━━ Data extract

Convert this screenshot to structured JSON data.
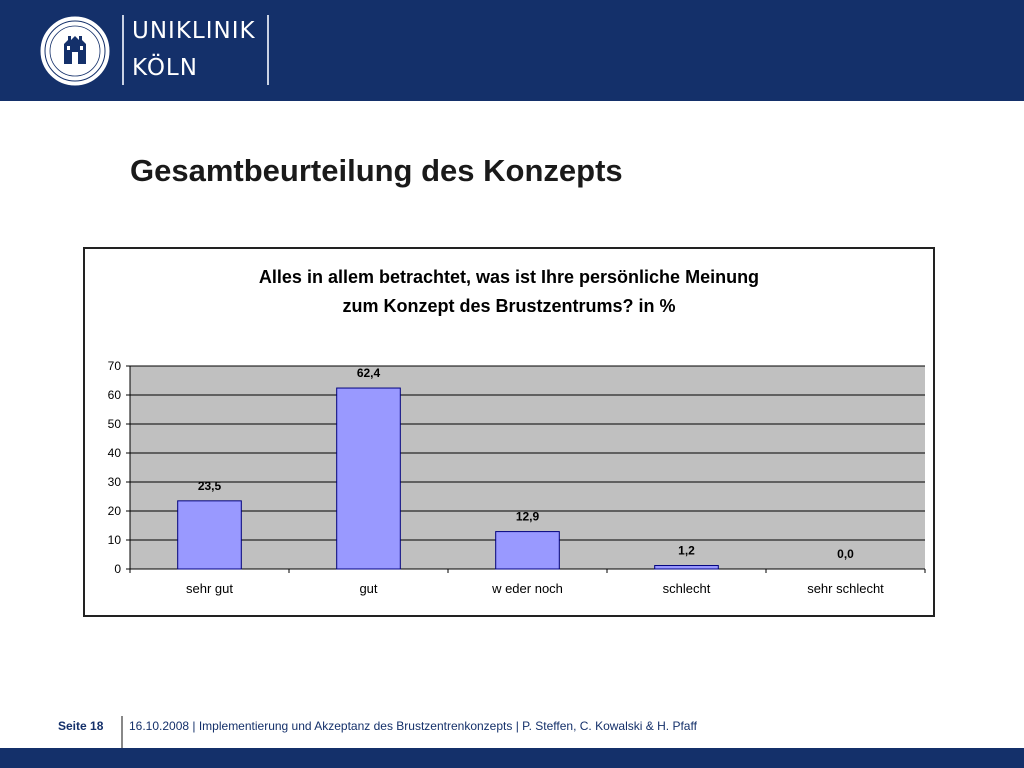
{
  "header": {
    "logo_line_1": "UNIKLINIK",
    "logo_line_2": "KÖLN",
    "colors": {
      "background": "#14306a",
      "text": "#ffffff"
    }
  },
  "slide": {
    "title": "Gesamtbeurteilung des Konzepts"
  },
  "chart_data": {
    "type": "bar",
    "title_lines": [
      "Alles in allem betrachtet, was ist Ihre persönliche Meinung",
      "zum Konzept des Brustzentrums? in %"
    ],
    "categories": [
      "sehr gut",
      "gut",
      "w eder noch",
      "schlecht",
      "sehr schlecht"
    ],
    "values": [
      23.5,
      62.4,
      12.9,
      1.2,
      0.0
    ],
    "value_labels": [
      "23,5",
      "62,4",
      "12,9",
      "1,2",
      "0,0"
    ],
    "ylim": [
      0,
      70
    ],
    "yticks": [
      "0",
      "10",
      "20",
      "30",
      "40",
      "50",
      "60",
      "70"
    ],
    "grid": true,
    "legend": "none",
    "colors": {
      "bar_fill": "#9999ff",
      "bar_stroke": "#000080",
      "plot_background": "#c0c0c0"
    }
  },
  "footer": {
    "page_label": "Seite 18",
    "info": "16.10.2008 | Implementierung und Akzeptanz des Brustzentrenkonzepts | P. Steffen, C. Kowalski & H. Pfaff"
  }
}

━━━━
━━ Data extract

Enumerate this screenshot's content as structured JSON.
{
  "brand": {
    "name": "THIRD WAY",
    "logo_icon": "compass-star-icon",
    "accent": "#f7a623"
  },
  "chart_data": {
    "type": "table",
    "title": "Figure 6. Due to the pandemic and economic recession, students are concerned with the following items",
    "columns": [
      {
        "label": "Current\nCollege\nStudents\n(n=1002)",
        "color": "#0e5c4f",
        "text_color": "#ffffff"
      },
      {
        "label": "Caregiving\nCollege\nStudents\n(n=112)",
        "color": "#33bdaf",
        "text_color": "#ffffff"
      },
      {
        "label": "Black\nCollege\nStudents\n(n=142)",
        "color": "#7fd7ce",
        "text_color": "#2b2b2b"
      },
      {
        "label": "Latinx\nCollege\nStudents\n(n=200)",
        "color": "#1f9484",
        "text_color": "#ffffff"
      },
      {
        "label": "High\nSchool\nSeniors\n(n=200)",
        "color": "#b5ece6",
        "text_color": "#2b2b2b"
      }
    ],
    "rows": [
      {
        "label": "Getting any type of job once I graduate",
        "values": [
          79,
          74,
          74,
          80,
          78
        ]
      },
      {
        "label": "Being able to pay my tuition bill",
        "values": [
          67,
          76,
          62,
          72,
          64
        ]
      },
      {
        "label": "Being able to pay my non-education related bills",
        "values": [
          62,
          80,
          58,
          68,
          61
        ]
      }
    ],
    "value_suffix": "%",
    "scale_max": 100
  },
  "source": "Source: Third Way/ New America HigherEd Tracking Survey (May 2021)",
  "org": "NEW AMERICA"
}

━━━━

=== The task ===
Filter the listing for the word "type" and copy every line that holds it.

=== Written solution ===
    "type": "bar",
    "type": "table",
        "label": "Getting any type of job once I graduate",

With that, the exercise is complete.